:: Documento de origem ::
Este artigo, escrito por Pierre-Luc Dallaire-Demers, responde a essa pergunta com um "Não, mas...". A resposta é complexa, mas vamos simplificar com analogias.

1. O Mito do "Superpoder Quântico"

A ideia comum é que os computadores quânticos são como super-heróis que podem quebrar qualquer código instantaneamente. Para o Bitcoin, existe um algoritmo chamado Grover que, teoricamente, permite encontrar a solução de um quebra-cabeça matemático (mineração) na raiz quadrada do tempo que um computador normal levaria.

Parece ótimo, certo? Se um computador normal leva 100 anos, o quântico levaria 10. Mas o artigo mostra que essa conta é enganosa.

2. A Pegadinha: O Custo de "Consertar" o Computador

O problema é que os computadores quânticos atuais são como vidros muito frágeis. Eles cometem erros o tempo todo. Para fazer um cálculo útil, você precisa de um sistema de correção de erros (chamado Surface Code) que é como ter 1.000 vidros quebradiços trabalhando juntos para criar um único vidro indestrutível.

O artigo calcula o custo real de construir essa "frota de vidros":

  • O Oráculo (O Motor): Para fazer a conta do Bitcoin, o computador quântico precisa de um motor reversível muito complexo.
  • A Distilação (O Combustível): Para manter esse motor funcionando sem erros, você precisa de "fábricas de magia" (estados mágicos) que consomem milhares de qubits apenas para produzir uma única gota de "combustível" correto.

:: Instruções ::
A. Responda a cada pergunta com base no texto sobre computação quântica e Bitcoin, usando uma linha para cada resposta:
(i) Quem escreveu o artigo?
(ii) Qual é o nome do algoritmo que, em teoria, encontra a solução do quebra-cabeça da mineração na raiz quadrada do tempo?
(iii) Como se chama o sistema de correção de erros citado?
B. Liste todas as quantidades escritas em algarismos no texto sobre computação quântica e Bitcoin, sem contar a numeração das seções. Indique a que cada uma se refere.
C. Prossiga com o texto sobre computação quântica e Bitcoin a partir do ponto em que ele termina.
O material não é usado em nenhuma das tarefas.

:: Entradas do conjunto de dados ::
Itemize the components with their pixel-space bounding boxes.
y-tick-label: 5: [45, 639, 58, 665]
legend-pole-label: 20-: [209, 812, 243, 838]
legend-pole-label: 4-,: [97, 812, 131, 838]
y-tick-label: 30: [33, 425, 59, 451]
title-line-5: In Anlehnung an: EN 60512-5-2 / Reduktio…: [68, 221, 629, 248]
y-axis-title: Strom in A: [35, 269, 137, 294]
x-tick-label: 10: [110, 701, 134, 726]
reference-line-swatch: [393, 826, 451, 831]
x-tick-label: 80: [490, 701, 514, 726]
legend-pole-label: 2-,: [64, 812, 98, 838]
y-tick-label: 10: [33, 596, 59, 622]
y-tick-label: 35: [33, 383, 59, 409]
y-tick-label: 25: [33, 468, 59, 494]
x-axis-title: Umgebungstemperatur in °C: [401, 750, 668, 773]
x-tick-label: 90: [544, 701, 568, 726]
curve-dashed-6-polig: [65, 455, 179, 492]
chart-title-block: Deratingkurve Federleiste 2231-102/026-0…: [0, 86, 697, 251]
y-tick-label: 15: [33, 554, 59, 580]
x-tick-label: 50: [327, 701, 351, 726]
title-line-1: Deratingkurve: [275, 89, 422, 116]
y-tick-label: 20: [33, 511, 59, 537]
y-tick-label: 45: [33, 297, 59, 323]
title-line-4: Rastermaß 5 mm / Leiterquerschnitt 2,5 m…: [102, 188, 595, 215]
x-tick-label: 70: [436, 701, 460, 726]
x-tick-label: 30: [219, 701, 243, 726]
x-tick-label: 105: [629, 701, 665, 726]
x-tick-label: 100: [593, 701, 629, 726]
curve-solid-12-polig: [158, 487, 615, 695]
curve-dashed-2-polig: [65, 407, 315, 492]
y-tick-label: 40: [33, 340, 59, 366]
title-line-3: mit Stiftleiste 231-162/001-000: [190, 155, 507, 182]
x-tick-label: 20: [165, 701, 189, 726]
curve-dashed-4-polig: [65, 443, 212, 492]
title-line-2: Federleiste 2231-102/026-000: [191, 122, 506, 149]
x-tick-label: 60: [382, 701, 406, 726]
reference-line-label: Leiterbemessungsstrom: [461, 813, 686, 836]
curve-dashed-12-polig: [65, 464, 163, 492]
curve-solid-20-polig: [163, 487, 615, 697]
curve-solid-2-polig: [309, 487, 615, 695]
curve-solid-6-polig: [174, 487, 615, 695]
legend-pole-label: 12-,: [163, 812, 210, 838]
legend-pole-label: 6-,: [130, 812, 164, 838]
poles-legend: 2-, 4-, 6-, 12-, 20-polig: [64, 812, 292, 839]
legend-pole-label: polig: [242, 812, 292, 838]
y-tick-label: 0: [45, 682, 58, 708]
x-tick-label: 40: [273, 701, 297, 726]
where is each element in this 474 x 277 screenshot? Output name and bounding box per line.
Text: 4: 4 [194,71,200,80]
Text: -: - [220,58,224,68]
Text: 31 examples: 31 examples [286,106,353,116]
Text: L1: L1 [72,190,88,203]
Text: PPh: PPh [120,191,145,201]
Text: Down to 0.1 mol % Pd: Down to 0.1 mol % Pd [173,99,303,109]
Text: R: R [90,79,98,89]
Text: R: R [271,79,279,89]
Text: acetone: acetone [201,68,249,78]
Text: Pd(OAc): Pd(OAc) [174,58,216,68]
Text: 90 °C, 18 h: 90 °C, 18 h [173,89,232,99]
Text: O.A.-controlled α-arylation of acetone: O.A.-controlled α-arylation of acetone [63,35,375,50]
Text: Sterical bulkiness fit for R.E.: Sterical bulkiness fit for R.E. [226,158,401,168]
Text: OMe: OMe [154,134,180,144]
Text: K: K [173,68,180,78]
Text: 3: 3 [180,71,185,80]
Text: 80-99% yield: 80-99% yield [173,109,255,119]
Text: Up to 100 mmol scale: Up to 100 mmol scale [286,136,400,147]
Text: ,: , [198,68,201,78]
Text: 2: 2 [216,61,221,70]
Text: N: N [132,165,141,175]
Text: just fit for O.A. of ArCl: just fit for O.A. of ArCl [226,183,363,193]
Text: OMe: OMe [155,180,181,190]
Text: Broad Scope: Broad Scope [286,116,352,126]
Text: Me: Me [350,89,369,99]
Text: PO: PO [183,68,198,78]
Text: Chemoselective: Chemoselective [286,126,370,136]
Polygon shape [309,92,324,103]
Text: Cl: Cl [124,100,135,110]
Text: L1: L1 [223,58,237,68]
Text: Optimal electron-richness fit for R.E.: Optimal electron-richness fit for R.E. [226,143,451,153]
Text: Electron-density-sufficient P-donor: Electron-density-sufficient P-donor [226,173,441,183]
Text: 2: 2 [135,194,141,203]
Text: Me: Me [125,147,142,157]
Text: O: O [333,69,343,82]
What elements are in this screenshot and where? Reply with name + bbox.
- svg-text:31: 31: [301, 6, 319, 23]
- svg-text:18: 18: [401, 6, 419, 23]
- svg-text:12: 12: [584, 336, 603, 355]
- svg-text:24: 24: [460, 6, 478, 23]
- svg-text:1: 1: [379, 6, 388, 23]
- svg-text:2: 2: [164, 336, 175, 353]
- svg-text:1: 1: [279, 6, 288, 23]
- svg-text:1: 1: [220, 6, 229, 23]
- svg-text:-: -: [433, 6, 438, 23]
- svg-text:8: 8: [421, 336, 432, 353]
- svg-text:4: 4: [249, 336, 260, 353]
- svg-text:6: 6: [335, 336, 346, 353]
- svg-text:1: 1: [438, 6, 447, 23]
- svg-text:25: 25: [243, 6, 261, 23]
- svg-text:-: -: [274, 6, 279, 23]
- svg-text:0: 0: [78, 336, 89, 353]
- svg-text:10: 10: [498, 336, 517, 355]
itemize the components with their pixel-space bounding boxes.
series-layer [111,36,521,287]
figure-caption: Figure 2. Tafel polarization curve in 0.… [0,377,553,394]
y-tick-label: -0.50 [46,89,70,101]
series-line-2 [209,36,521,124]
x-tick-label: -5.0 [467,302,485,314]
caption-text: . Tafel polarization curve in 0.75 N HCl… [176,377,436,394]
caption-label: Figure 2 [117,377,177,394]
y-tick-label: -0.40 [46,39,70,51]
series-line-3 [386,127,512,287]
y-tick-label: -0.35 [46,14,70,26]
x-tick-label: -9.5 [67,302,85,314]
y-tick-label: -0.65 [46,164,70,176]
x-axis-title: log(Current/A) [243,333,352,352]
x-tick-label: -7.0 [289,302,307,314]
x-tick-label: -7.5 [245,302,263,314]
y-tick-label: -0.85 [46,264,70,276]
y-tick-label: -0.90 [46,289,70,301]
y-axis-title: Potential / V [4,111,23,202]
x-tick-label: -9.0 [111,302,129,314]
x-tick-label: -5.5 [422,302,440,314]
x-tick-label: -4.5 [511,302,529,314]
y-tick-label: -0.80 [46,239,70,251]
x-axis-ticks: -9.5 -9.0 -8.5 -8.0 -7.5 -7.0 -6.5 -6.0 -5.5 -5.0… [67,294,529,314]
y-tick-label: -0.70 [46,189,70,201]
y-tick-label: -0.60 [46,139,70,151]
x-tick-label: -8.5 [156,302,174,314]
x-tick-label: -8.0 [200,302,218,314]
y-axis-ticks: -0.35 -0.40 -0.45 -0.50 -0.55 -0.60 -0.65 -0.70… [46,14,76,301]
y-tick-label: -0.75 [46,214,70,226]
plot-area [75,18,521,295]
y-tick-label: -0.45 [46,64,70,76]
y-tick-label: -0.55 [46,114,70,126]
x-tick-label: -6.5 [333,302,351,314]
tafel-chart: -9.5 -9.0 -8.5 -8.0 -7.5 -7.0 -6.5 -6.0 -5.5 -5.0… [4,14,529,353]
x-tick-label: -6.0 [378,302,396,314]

:: Respostas esperadas ::
A.
(i) Pierre-Luc Dallaire-Demers.
(ii) Grover.
(iii) Surface Code.

B.
100: os anos que um computador normal levaria.
10: os anos que o computador quântico levaria.
1.000: os vidros quebradiços que trabalham juntos para criar um único vidro indestrutível.

C.
  • A Frota (O Exército): Como o Bitcoin exige que a solução seja encontrada em 10 minutos, e um único computador quântico é lento para fazer a correção de erros, você não precisa de um computador. Você precisa de bilhões de computadores quânticos trabalhando em paralelo.

3. A Analogia da "Fábrica de Quebra-Cabeças"

Imagine que você quer montar um quebra-cabeça de 1 bilhão de peças em 10 minutos.

  • O Computador Clássico (ASIC): É como ter 100 milhões de crianças trabalhando juntas. Elas são rápidas e baratas, mas precisam de muita energia para comer e se mover.
  • O Computador Quântico (Teórico): Seria como ter uma criança genial que vê a solução em segundos.
  • O Computador Quântico (Realista, segundo o artigo): Para que essa criança genial não cometa erros, você precisa colocá-la em uma sala blindada, com 100 assistentes segurando cada braço dela, e 1000 assistentes apenas para limpar a sujeira que ela faz.

O artigo mostra que, para montar o "computador quântico" capaz de vencer a corrida do Bitcoin, você precisaria de uma frota de assistentes tão grande que ocuparia o tamanho de um país inteiro, consumindo mais energia do que a Terra inteira produz.

4. A Escala de Kardashev: O Nível de Civilização

Os autores usam uma escala chamada Escala de Kardashev, que mede o poder de uma civilização:

  • Tipo I: Uma civilização que domina toda a energia do seu planeta (como a Terra hoje, ou um pouco mais).
  • Tipo II: Uma civilização que domina toda a energia da sua estrela (o Sol).
  • Tipo III: Uma civilização que domina a energia de toda a galáxia.

A Conclusão Chocante:
Para minerar Bitcoin com um computador quântico hoje (ou no futuro próximo), você precisaria de uma máquina que consome energia na escala de uma Civilização Tipo II (como se você tivesse desmontado o Sol para alimentar um único computador).

Mesmo no cenário mais "favorável" (onde o Bitcoin está fácil de minerar), a máquina quântica ainda consumiria a energia de uma grande nação inteira. No cenário real (Bitcoin difícil), a necessidade de energia explode para níveis astronômicos.

5. O Veredito Final

O artigo diz que a "ameaça quântica" à mineração do Bitcoin é, na prática, impossível por motivos de engenharia e energia, não por falta de inteligência matemática.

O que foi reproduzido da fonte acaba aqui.